▶ _Material shown_
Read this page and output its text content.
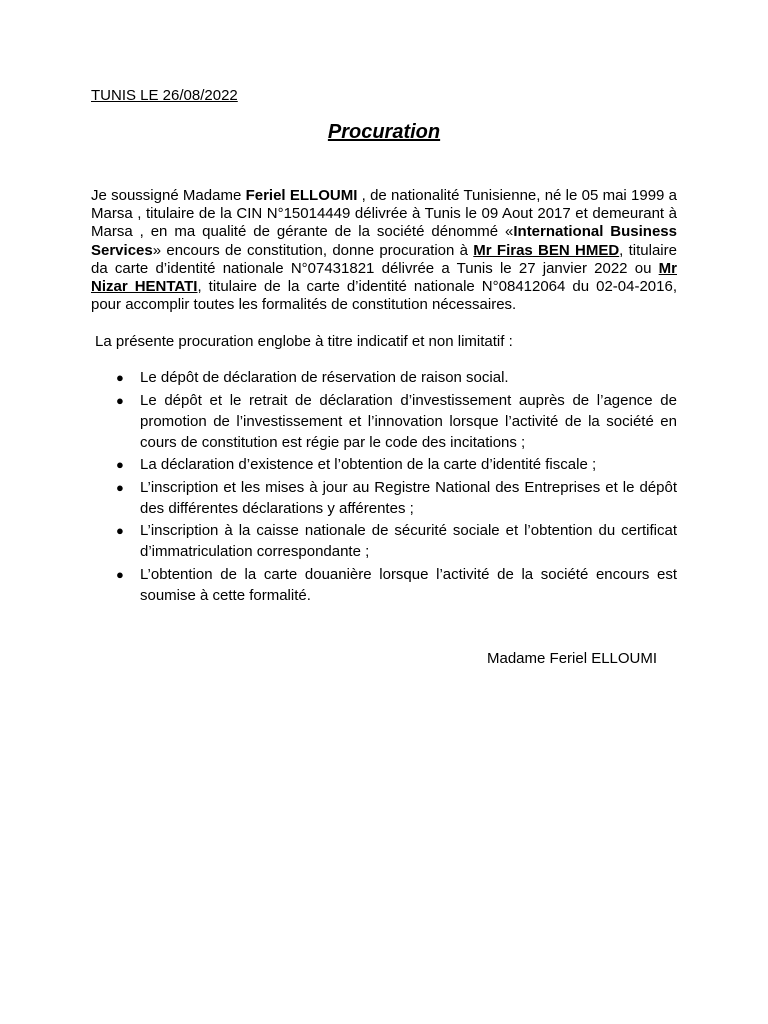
TUNIS LE 26/08/2022
Procuration

Je soussigné Madame Feriel ELLOUMI , de nationalité Tunisienne, né le 05 mai 1999 a Marsa , titulaire de la CIN N°15014449 délivrée à Tunis le 09 Aout 2017 et demeurant à Marsa , en ma qualité de gérante de la société dénommé «International Business Services» encours de constitution, donne procuration à Mr Firas BEN HMED, titulaire da carte d’identité nationale N°07431821 délivrée a Tunis le 27 janvier 2022 ou Mr Nizar HENTATI, titulaire de la carte d’identité nationale N°08412064 du 02-04-2016, pour accomplir toutes les formalités de constitution nécessaires.

La présente procuration englobe à titre indicatif et non limitatif :
● Le dépôt de déclaration de réservation de raison social.
● Le dépôt et le retrait de déclaration d’investissement auprès de l’agence de promotion de l’investissement et l’innovation lorsque l’activité de la société en cours de constitution est régie par le code des incitations ;
● La déclaration d’existence et l’obtention de la carte d’identité fiscale ;
● L’inscription et les mises à jour au Registre National des Entreprises et le dépôt des différentes déclarations y afférentes ;
● L’inscription à la caisse nationale de sécurité sociale et l’obtention du certificat d’immatriculation correspondante ;
● L’obtention de la carte douanière lorsque l’activité de la société encours est soumise à cette formalité.
Madame Feriel ELLOUMI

▶ _Exercise objective_
Omitting all images, print the listing exactly.

▶ _Exercise result_
Read this page and output its text content.
TUNIS LE 26/08/2022
Procuration

Je soussigné Madame Feriel ELLOUMI , de nationalité Tunisienne, né le 05 mai 1999 a Marsa , titulaire de la CIN N°15014449 délivrée à Tunis le 09 Aout 2017 et demeurant à Marsa , en ma qualité de gérante de la société dénommé «International Business Services» encours de constitution, donne procuration à Mr Firas BEN HMED, titulaire da carte d’identité nationale N°07431821 délivrée a Tunis le 27 janvier 2022 ou Mr Nizar HENTATI, titulaire de la carte d’identité nationale N°08412064 du 02-04-2016, pour accomplir toutes les formalités de constitution nécessaires.

La présente procuration englobe à titre indicatif et non limitatif :
● Le dépôt de déclaration de réservation de raison social.
● Le dépôt et le retrait de déclaration d’investissement auprès de l’agence de promotion de l’investissement et l’innovation lorsque l’activité de la société en cours de constitution est régie par le code des incitations ;
● La déclaration d’existence et l’obtention de la carte d’identité fiscale ;
● L’inscription et les mises à jour au Registre National des Entreprises et le dépôt des différentes déclarations y afférentes ;
● L’inscription à la caisse nationale de sécurité sociale et l’obtention du certificat d’immatriculation correspondante ;
● L’obtention de la carte douanière lorsque l’activité de la société encours est soumise à cette formalité.
Madame Feriel ELLOUMI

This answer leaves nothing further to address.